**SHORT EXERCISE:** Print out every record exactly as it appears.

Stored data
────

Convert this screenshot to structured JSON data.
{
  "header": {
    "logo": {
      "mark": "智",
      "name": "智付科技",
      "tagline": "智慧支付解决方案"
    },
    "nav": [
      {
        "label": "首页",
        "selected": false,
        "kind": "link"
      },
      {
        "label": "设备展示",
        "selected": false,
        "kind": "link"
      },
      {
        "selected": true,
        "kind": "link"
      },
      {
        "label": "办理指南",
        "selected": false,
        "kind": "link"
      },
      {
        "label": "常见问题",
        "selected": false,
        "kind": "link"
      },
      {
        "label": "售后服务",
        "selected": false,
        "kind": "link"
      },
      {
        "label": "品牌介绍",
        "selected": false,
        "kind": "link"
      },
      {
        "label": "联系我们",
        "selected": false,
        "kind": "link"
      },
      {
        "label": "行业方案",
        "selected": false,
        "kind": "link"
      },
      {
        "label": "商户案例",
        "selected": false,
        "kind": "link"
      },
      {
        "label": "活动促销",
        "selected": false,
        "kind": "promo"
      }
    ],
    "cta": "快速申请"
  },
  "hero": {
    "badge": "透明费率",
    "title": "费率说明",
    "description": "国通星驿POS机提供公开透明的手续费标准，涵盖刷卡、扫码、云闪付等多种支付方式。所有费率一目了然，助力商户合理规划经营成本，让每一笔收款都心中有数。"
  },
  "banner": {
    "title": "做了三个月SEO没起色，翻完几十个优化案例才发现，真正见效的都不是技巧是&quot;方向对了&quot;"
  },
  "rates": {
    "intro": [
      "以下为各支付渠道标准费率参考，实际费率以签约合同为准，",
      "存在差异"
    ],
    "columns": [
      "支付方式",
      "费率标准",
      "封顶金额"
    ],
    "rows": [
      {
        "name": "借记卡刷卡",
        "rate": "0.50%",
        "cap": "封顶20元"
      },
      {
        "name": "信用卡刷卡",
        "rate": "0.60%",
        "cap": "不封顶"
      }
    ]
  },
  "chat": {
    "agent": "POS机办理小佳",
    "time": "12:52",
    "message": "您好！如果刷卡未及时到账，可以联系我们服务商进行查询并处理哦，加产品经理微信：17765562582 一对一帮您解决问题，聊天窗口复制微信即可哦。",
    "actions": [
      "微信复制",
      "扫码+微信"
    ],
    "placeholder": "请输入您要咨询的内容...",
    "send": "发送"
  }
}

────

**WRITTEN SOLUTION:**
Convert this screenshot to structured JSON data.
{
  "header": {
    "logo": {
      "mark": "智",
      "name": "智付科技",
      "tagline": "智慧支付解决方案"
    },
    "nav": [
      {
        "label": "首页",
        "selected": false,
        "kind": "link"
      },
      {
        "label": "设备展示",
        "selected": false,
        "kind": "link"
      },
      {
        "selected": true,
        "kind": "link"
      },
      {
        "label": "办理指南",
        "selected": false,
        "kind": "link"
      },
      {
        "label": "常见问题",
        "selected": false,
        "kind": "link"
      },
      {
        "label": "售后服务",
        "selected": false,
        "kind": "link"
      },
      {
        "label": "品牌介绍",
        "selected": false,
        "kind": "link"
      },
      {
        "label": "联系我们",
        "selected": false,
        "kind": "link"
      },
      {
        "label": "行业方案",
        "selected": false,
        "kind": "link"
      },
      {
        "label": "商户案例",
        "selected": false,
        "kind": "link"
      },
      {
        "label": "活动促销",
        "selected": false,
        "kind": "promo"
      }
    ],
    "cta": "快速申请"
  },
  "hero": {
    "badge": "透明费率",
    "title": "费率说明",
    "description": "国通星驿POS机提供公开透明的手续费标准，涵盖刷卡、扫码、云闪付等多种支付方式。所有费率一目了然，助力商户合理规划经营成本，让每一笔收款都心中有数。"
  },
  "banner": {
    "title": "做了三个月SEO没起色，翻完几十个优化案例才发现，真正见效的都不是技巧是&quot;方向对了&quot;"
  },
  "rates": {
    "intro": [
      "以下为各支付渠道标准费率参考，实际费率以签约合同为准，",
      "存在差异"
    ],
    "columns": [
      "支付方式",
      "费率标准",
      "封顶金额"
    ],
    "rows": [
      {
        "name": "借记卡刷卡",
        "rate": "0.50%",
        "cap": "封顶20元"
      },
      {
        "name": "信用卡刷卡",
        "rate": "0.60%",
        "cap": "不封顶"
      }
    ]
  },
  "chat": {
    "agent": "POS机办理小佳",
    "time": "12:52",
    "message": "您好！如果刷卡未及时到账，可以联系我们服务商进行查询并处理哦，加产品经理微信：17765562582 一对一帮您解决问题，聊天窗口复制微信即可哦。",
    "actions": [
      "微信复制",
      "扫码+微信"
    ],
    "placeholder": "请输入您要咨询的内容...",
    "send": "发送"
  }
}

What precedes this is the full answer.